* **Your goal**
Give the material again in full, matching it exactly.

Source records
===
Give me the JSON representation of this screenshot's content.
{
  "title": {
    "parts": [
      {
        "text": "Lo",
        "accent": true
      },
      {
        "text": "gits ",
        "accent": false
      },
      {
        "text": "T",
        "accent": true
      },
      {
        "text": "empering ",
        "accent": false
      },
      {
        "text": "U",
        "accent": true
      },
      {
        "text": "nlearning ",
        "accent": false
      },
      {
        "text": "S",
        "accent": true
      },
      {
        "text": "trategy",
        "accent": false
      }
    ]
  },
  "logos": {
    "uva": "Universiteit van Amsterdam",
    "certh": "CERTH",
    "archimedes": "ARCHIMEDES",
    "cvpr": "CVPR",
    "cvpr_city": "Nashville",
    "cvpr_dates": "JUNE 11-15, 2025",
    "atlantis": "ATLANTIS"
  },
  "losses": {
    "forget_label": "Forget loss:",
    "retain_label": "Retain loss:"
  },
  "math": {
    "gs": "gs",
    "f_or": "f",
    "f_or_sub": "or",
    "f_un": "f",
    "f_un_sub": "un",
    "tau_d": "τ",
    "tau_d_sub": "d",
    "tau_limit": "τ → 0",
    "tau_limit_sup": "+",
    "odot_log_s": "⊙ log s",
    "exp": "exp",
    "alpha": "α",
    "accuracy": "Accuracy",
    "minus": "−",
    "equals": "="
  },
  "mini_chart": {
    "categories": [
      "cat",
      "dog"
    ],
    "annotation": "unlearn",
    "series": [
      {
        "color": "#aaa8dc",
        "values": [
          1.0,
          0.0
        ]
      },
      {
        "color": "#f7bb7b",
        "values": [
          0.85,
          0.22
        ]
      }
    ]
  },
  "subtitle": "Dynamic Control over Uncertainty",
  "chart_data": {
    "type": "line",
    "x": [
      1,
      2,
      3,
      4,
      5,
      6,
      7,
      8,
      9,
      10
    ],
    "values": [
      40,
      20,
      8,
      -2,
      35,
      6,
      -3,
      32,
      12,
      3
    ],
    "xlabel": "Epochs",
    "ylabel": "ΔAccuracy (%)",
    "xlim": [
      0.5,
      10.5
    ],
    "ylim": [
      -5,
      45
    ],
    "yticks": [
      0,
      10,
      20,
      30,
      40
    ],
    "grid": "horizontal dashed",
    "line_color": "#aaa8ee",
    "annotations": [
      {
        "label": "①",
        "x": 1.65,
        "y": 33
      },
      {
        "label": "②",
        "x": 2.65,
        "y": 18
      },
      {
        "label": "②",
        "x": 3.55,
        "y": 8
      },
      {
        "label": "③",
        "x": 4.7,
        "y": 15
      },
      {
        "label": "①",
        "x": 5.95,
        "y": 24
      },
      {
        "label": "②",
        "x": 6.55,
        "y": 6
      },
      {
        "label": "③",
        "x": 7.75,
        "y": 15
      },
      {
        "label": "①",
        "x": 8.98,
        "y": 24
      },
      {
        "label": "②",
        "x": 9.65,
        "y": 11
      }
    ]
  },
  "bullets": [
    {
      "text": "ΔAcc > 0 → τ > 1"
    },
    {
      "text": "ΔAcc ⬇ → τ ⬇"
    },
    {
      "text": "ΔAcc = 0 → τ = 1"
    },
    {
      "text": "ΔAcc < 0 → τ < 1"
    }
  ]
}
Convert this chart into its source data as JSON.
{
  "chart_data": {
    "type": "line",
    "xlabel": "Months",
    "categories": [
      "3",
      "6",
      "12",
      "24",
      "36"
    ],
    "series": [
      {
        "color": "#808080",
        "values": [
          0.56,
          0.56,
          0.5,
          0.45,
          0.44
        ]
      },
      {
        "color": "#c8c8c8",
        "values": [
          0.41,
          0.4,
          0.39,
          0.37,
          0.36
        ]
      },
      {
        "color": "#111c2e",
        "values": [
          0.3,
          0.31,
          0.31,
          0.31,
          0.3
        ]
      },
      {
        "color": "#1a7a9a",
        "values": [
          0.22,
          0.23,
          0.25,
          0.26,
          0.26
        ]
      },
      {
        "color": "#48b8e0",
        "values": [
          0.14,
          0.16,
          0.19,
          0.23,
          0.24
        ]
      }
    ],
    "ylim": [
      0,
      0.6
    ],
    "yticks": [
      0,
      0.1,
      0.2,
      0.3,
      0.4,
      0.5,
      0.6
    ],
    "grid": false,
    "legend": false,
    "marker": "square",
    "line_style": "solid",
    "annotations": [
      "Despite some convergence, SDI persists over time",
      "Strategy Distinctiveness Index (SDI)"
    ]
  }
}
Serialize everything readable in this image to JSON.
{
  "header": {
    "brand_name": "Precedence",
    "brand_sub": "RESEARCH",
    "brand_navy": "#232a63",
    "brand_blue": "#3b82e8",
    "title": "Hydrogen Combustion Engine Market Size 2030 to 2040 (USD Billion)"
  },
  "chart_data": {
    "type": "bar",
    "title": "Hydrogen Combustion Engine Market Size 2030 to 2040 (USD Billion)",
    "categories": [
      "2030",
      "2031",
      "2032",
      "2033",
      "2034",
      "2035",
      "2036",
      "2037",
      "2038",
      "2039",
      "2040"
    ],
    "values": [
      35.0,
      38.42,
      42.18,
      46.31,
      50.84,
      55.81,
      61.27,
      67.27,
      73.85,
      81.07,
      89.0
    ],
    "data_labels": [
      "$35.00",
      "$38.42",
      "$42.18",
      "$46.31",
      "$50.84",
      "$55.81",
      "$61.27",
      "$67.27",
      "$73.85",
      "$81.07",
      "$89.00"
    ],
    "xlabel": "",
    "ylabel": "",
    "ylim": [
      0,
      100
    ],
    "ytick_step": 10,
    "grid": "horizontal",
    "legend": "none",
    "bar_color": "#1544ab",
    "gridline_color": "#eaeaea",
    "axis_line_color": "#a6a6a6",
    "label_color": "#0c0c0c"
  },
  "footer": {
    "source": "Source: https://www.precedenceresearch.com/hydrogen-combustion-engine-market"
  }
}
===
* **Reply**
Give me the JSON representation of this screenshot's content.
{
  "title": {
    "parts": [
      {
        "text": "Lo",
        "accent": true
      },
      {
        "text": "gits ",
        "accent": false
      },
      {
        "text": "T",
        "accent": true
      },
      {
        "text": "empering ",
        "accent": false
      },
      {
        "text": "U",
        "accent": true
      },
      {
        "text": "nlearning ",
        "accent": false
      },
      {
        "text": "S",
        "accent": true
      },
      {
        "text": "trategy",
        "accent": false
      }
    ]
  },
  "logos": {
    "uva": "Universiteit van Amsterdam",
    "certh": "CERTH",
    "archimedes": "ARCHIMEDES",
    "cvpr": "CVPR",
    "cvpr_city": "Nashville",
    "cvpr_dates": "JUNE 11-15, 2025",
    "atlantis": "ATLANTIS"
  },
  "losses": {
    "forget_label": "Forget loss:",
    "retain_label": "Retain loss:"
  },
  "math": {
    "gs": "gs",
    "f_or": "f",
    "f_or_sub": "or",
    "f_un": "f",
    "f_un_sub": "un",
    "tau_d": "τ",
    "tau_d_sub": "d",
    "tau_limit": "τ → 0",
    "tau_limit_sup": "+",
    "odot_log_s": "⊙ log s",
    "exp": "exp",
    "alpha": "α",
    "accuracy": "Accuracy",
    "minus": "−",
    "equals": "="
  },
  "mini_chart": {
    "categories": [
      "cat",
      "dog"
    ],
    "annotation": "unlearn",
    "series": [
      {
        "color": "#aaa8dc",
        "values": [
          1.0,
          0.0
        ]
      },
      {
        "color": "#f7bb7b",
        "values": [
          0.85,
          0.22
        ]
      }
    ]
  },
  "subtitle": "Dynamic Control over Uncertainty",
  "chart_data": {
    "type": "line",
    "x": [
      1,
      2,
      3,
      4,
      5,
      6,
      7,
      8,
      9,
      10
    ],
    "values": [
      40,
      20,
      8,
      -2,
      35,
      6,
      -3,
      32,
      12,
      3
    ],
    "xlabel": "Epochs",
    "ylabel": "ΔAccuracy (%)",
    "xlim": [
      0.5,
      10.5
    ],
    "ylim": [
      -5,
      45
    ],
    "yticks": [
      0,
      10,
      20,
      30,
      40
    ],
    "grid": "horizontal dashed",
    "line_color": "#aaa8ee",
    "annotations": [
      {
        "label": "①",
        "x": 1.65,
        "y": 33
      },
      {
        "label": "②",
        "x": 2.65,
        "y": 18
      },
      {
        "label": "②",
        "x": 3.55,
        "y": 8
      },
      {
        "label": "③",
        "x": 4.7,
        "y": 15
      },
      {
        "label": "①",
        "x": 5.95,
        "y": 24
      },
      {
        "label": "②",
        "x": 6.55,
        "y": 6
      },
      {
        "label": "③",
        "x": 7.75,
        "y": 15
      },
      {
        "label": "①",
        "x": 8.98,
        "y": 24
      },
      {
        "label": "②",
        "x": 9.65,
        "y": 11
      }
    ]
  },
  "bullets": [
    {
      "text": "ΔAcc > 0 → τ > 1"
    },
    {
      "text": "ΔAcc ⬇ → τ ⬇"
    },
    {
      "text": "ΔAcc = 0 → τ = 1"
    },
    {
      "text": "ΔAcc < 0 → τ < 1"
    }
  ]
}
Convert this chart into its source data as JSON.
{
  "chart_data": {
    "type": "line",
    "xlabel": "Months",
    "categories": [
      "3",
      "6",
      "12",
      "24",
      "36"
    ],
    "series": [
      {
        "color": "#808080",
        "values": [
          0.56,
          0.56,
          0.5,
          0.45,
          0.44
        ]
      },
      {
        "color": "#c8c8c8",
        "values": [
          0.41,
          0.4,
          0.39,
          0.37,
          0.36
        ]
      },
      {
        "color": "#111c2e",
        "values": [
          0.3,
          0.31,
          0.31,
          0.31,
          0.3
        ]
      },
      {
        "color": "#1a7a9a",
        "values": [
          0.22,
          0.23,
          0.25,
          0.26,
          0.26
        ]
      },
      {
        "color": "#48b8e0",
        "values": [
          0.14,
          0.16,
          0.19,
          0.23,
          0.24
        ]
      }
    ],
    "ylim": [
      0,
      0.6
    ],
    "yticks": [
      0,
      0.1,
      0.2,
      0.3,
      0.4,
      0.5,
      0.6
    ],
    "grid": false,
    "legend": false,
    "marker": "square",
    "line_style": "solid",
    "annotations": [
      "Despite some convergence, SDI persists over time",
      "Strategy Distinctiveness Index (SDI)"
    ]
  }
}
Serialize everything readable in this image to JSON.
{
  "header": {
    "brand_name": "Precedence",
    "brand_sub": "RESEARCH",
    "brand_navy": "#232a63",
    "brand_blue": "#3b82e8",
    "title": "Hydrogen Combustion Engine Market Size 2030 to 2040 (USD Billion)"
  },
  "chart_data": {
    "type": "bar",
    "title": "Hydrogen Combustion Engine Market Size 2030 to 2040 (USD Billion)",
    "categories": [
      "2030",
      "2031",
      "2032",
      "2033",
      "2034",
      "2035",
      "2036",
      "2037",
      "2038",
      "2039",
      "2040"
    ],
    "values": [
      35.0,
      38.42,
      42.18,
      46.31,
      50.84,
      55.81,
      61.27,
      67.27,
      73.85,
      81.07,
      89.0
    ],
    "data_labels": [
      "$35.00",
      "$38.42",
      "$42.18",
      "$46.31",
      "$50.84",
      "$55.81",
      "$61.27",
      "$67.27",
      "$73.85",
      "$81.07",
      "$89.00"
    ],
    "xlabel": "",
    "ylabel": "",
    "ylim": [
      0,
      100
    ],
    "ytick_step": 10,
    "grid": "horizontal",
    "legend": "none",
    "bar_color": "#1544ab",
    "gridline_color": "#eaeaea",
    "axis_line_color": "#a6a6a6",
    "label_color": "#0c0c0c"
  },
  "footer": {
    "source": "Source: https://www.precedenceresearch.com/hydrogen-combustion-engine-market"
  }
}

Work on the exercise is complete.